## EXERCISE PROMPT:
The records below must be duplicated exactly, character for character.

## Records that describe figures:
══════

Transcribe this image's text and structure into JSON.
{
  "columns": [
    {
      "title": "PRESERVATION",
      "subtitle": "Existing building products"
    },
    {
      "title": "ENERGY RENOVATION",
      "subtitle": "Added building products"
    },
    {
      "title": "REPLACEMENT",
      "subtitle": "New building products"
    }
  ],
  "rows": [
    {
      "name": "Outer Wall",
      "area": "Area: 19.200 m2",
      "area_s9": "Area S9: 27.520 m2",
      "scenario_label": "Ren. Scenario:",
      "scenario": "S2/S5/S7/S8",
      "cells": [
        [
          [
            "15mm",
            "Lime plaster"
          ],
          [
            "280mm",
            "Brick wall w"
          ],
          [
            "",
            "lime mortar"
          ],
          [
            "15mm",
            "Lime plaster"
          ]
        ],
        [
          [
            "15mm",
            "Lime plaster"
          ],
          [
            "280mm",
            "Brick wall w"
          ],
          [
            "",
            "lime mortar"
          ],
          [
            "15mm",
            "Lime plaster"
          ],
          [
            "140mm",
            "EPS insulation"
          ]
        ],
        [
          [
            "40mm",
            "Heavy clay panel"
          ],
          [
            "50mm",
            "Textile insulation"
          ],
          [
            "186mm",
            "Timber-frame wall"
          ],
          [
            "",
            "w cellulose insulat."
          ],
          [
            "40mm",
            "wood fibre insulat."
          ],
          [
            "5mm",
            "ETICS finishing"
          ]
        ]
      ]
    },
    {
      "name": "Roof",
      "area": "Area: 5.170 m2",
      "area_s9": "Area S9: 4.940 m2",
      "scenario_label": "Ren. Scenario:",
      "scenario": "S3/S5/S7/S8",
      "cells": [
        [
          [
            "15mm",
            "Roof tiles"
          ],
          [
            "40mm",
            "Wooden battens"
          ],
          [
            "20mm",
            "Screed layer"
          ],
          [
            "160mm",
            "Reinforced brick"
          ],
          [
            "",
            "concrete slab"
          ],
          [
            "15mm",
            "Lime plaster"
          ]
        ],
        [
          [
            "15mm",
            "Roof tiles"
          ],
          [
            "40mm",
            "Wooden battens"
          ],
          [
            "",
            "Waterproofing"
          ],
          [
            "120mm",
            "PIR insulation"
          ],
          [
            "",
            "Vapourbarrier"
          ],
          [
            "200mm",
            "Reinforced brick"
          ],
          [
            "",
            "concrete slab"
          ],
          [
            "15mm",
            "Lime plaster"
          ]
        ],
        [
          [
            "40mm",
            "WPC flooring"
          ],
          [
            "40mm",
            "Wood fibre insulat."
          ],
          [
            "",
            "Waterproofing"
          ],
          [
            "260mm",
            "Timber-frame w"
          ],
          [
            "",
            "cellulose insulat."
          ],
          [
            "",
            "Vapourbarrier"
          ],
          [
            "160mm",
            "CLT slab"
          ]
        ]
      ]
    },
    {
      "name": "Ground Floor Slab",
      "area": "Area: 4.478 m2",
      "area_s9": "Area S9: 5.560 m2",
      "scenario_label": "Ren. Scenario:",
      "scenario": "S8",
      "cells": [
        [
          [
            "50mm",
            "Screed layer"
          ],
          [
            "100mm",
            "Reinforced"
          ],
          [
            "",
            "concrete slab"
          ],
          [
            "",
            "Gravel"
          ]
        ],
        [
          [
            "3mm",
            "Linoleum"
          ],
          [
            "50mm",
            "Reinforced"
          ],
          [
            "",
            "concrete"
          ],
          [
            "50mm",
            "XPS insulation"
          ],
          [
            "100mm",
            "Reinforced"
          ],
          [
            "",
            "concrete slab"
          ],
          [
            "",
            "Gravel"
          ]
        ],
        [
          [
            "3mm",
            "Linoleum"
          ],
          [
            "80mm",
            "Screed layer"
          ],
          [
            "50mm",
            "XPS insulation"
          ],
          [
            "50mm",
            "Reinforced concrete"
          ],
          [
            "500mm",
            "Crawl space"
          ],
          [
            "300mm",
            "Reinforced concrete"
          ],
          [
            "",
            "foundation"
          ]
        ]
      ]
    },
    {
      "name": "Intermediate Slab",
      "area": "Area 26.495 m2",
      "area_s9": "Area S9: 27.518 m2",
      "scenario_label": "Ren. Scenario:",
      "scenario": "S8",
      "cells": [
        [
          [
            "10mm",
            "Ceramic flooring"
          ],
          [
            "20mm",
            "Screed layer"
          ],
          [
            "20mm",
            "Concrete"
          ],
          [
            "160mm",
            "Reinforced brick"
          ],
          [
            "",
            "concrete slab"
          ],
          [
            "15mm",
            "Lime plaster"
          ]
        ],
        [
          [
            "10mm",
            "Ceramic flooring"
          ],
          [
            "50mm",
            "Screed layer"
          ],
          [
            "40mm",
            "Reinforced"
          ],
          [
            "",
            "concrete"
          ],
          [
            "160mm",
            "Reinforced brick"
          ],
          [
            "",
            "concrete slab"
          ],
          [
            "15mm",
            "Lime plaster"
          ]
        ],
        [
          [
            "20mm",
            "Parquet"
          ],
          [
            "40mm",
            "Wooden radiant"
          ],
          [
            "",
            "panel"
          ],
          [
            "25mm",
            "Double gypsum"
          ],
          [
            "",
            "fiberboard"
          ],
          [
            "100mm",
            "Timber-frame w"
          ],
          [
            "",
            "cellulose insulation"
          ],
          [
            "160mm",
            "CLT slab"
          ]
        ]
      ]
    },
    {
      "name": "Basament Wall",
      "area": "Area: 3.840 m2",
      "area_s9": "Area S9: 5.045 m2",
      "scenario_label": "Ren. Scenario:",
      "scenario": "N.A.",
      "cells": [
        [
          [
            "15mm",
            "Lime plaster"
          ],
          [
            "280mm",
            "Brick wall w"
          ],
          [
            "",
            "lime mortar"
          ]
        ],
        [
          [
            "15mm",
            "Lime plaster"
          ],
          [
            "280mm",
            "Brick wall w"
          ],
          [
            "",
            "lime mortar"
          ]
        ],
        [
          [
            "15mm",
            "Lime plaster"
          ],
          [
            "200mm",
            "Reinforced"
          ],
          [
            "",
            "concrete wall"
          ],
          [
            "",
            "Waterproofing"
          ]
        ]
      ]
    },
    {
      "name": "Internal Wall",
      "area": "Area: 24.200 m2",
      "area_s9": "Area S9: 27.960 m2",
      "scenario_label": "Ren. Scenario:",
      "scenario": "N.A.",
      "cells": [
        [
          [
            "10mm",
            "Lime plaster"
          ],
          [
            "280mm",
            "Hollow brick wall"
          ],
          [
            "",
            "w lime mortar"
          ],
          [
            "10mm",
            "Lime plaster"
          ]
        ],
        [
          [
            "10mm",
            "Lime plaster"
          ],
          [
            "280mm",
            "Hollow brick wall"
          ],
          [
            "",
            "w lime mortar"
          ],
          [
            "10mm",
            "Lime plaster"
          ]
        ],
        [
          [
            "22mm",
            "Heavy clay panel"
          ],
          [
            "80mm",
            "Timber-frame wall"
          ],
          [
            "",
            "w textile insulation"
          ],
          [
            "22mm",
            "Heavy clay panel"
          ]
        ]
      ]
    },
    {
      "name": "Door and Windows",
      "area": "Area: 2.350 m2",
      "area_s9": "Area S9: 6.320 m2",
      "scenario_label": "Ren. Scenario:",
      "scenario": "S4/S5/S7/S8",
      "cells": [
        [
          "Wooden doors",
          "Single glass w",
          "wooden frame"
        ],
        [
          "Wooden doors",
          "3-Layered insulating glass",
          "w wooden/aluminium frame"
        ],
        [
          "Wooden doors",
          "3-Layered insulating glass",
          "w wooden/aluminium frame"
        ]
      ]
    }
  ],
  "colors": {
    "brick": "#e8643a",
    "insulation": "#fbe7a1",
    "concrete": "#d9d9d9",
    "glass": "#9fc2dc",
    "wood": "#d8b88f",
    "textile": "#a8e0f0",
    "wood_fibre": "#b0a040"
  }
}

══════

## OUTPUT BELOW:
Transcribe this image's text and structure into JSON.
{
  "columns": [
    {
      "title": "PRESERVATION",
      "subtitle": "Existing building products"
    },
    {
      "title": "ENERGY RENOVATION",
      "subtitle": "Added building products"
    },
    {
      "title": "REPLACEMENT",
      "subtitle": "New building products"
    }
  ],
  "rows": [
    {
      "name": "Outer Wall",
      "area": "Area: 19.200 m2",
      "area_s9": "Area S9: 27.520 m2",
      "scenario_label": "Ren. Scenario:",
      "scenario": "S2/S5/S7/S8",
      "cells": [
        [
          [
            "15mm",
            "Lime plaster"
          ],
          [
            "280mm",
            "Brick wall w"
          ],
          [
            "",
            "lime mortar"
          ],
          [
            "15mm",
            "Lime plaster"
          ]
        ],
        [
          [
            "15mm",
            "Lime plaster"
          ],
          [
            "280mm",
            "Brick wall w"
          ],
          [
            "",
            "lime mortar"
          ],
          [
            "15mm",
            "Lime plaster"
          ],
          [
            "140mm",
            "EPS insulation"
          ]
        ],
        [
          [
            "40mm",
            "Heavy clay panel"
          ],
          [
            "50mm",
            "Textile insulation"
          ],
          [
            "186mm",
            "Timber-frame wall"
          ],
          [
            "",
            "w cellulose insulat."
          ],
          [
            "40mm",
            "wood fibre insulat."
          ],
          [
            "5mm",
            "ETICS finishing"
          ]
        ]
      ]
    },
    {
      "name": "Roof",
      "area": "Area: 5.170 m2",
      "area_s9": "Area S9: 4.940 m2",
      "scenario_label": "Ren. Scenario:",
      "scenario": "S3/S5/S7/S8",
      "cells": [
        [
          [
            "15mm",
            "Roof tiles"
          ],
          [
            "40mm",
            "Wooden battens"
          ],
          [
            "20mm",
            "Screed layer"
          ],
          [
            "160mm",
            "Reinforced brick"
          ],
          [
            "",
            "concrete slab"
          ],
          [
            "15mm",
            "Lime plaster"
          ]
        ],
        [
          [
            "15mm",
            "Roof tiles"
          ],
          [
            "40mm",
            "Wooden battens"
          ],
          [
            "",
            "Waterproofing"
          ],
          [
            "120mm",
            "PIR insulation"
          ],
          [
            "",
            "Vapourbarrier"
          ],
          [
            "200mm",
            "Reinforced brick"
          ],
          [
            "",
            "concrete slab"
          ],
          [
            "15mm",
            "Lime plaster"
          ]
        ],
        [
          [
            "40mm",
            "WPC flooring"
          ],
          [
            "40mm",
            "Wood fibre insulat."
          ],
          [
            "",
            "Waterproofing"
          ],
          [
            "260mm",
            "Timber-frame w"
          ],
          [
            "",
            "cellulose insulat."
          ],
          [
            "",
            "Vapourbarrier"
          ],
          [
            "160mm",
            "CLT slab"
          ]
        ]
      ]
    },
    {
      "name": "Ground Floor Slab",
      "area": "Area: 4.478 m2",
      "area_s9": "Area S9: 5.560 m2",
      "scenario_label": "Ren. Scenario:",
      "scenario": "S8",
      "cells": [
        [
          [
            "50mm",
            "Screed layer"
          ],
          [
            "100mm",
            "Reinforced"
          ],
          [
            "",
            "concrete slab"
          ],
          [
            "",
            "Gravel"
          ]
        ],
        [
          [
            "3mm",
            "Linoleum"
          ],
          [
            "50mm",
            "Reinforced"
          ],
          [
            "",
            "concrete"
          ],
          [
            "50mm",
            "XPS insulation"
          ],
          [
            "100mm",
            "Reinforced"
          ],
          [
            "",
            "concrete slab"
          ],
          [
            "",
            "Gravel"
          ]
        ],
        [
          [
            "3mm",
            "Linoleum"
          ],
          [
            "80mm",
            "Screed layer"
          ],
          [
            "50mm",
            "XPS insulation"
          ],
          [
            "50mm",
            "Reinforced concrete"
          ],
          [
            "500mm",
            "Crawl space"
          ],
          [
            "300mm",
            "Reinforced concrete"
          ],
          [
            "",
            "foundation"
          ]
        ]
      ]
    },
    {
      "name": "Intermediate Slab",
      "area": "Area 26.495 m2",
      "area_s9": "Area S9: 27.518 m2",
      "scenario_label": "Ren. Scenario:",
      "scenario": "S8",
      "cells": [
        [
          [
            "10mm",
            "Ceramic flooring"
          ],
          [
            "20mm",
            "Screed layer"
          ],
          [
            "20mm",
            "Concrete"
          ],
          [
            "160mm",
            "Reinforced brick"
          ],
          [
            "",
            "concrete slab"
          ],
          [
            "15mm",
            "Lime plaster"
          ]
        ],
        [
          [
            "10mm",
            "Ceramic flooring"
          ],
          [
            "50mm",
            "Screed layer"
          ],
          [
            "40mm",
            "Reinforced"
          ],
          [
            "",
            "concrete"
          ],
          [
            "160mm",
            "Reinforced brick"
          ],
          [
            "",
            "concrete slab"
          ],
          [
            "15mm",
            "Lime plaster"
          ]
        ],
        [
          [
            "20mm",
            "Parquet"
          ],
          [
            "40mm",
            "Wooden radiant"
          ],
          [
            "",
            "panel"
          ],
          [
            "25mm",
            "Double gypsum"
          ],
          [
            "",
            "fiberboard"
          ],
          [
            "100mm",
            "Timber-frame w"
          ],
          [
            "",
            "cellulose insulation"
          ],
          [
            "160mm",
            "CLT slab"
          ]
        ]
      ]
    },
    {
      "name": "Basament Wall",
      "area": "Area: 3.840 m2",
      "area_s9": "Area S9: 5.045 m2",
      "scenario_label": "Ren. Scenario:",
      "scenario": "N.A.",
      "cells": [
        [
          [
            "15mm",
            "Lime plaster"
          ],
          [
            "280mm",
            "Brick wall w"
          ],
          [
            "",
            "lime mortar"
          ]
        ],
        [
          [
            "15mm",
            "Lime plaster"
          ],
          [
            "280mm",
            "Brick wall w"
          ],
          [
            "",
            "lime mortar"
          ]
        ],
        [
          [
            "15mm",
            "Lime plaster"
          ],
          [
            "200mm",
            "Reinforced"
          ],
          [
            "",
            "concrete wall"
          ],
          [
            "",
            "Waterproofing"
          ]
        ]
      ]
    },
    {
      "name": "Internal Wall",
      "area": "Area: 24.200 m2",
      "area_s9": "Area S9: 27.960 m2",
      "scenario_label": "Ren. Scenario:",
      "scenario": "N.A.",
      "cells": [
        [
          [
            "10mm",
            "Lime plaster"
          ],
          [
            "280mm",
            "Hollow brick wall"
          ],
          [
            "",
            "w lime mortar"
          ],
          [
            "10mm",
            "Lime plaster"
          ]
        ],
        [
          [
            "10mm",
            "Lime plaster"
          ],
          [
            "280mm",
            "Hollow brick wall"
          ],
          [
            "",
            "w lime mortar"
          ],
          [
            "10mm",
            "Lime plaster"
          ]
        ],
        [
          [
            "22mm",
            "Heavy clay panel"
          ],
          [
            "80mm",
            "Timber-frame wall"
          ],
          [
            "",
            "w textile insulation"
          ],
          [
            "22mm",
            "Heavy clay panel"
          ]
        ]
      ]
    },
    {
      "name": "Door and Windows",
      "area": "Area: 2.350 m2",
      "area_s9": "Area S9: 6.320 m2",
      "scenario_label": "Ren. Scenario:",
      "scenario": "S4/S5/S7/S8",
      "cells": [
        [
          "Wooden doors",
          "Single glass w",
          "wooden frame"
        ],
        [
          "Wooden doors",
          "3-Layered insulating glass",
          "w wooden/aluminium frame"
        ],
        [
          "Wooden doors",
          "3-Layered insulating glass",
          "w wooden/aluminium frame"
        ]
      ]
    }
  ],
  "colors": {
    "brick": "#e8643a",
    "insulation": "#fbe7a1",
    "concrete": "#d9d9d9",
    "glass": "#9fc2dc",
    "wood": "#d8b88f",
    "textile": "#a8e0f0",
    "wood_fibre": "#b0a040"
  }
}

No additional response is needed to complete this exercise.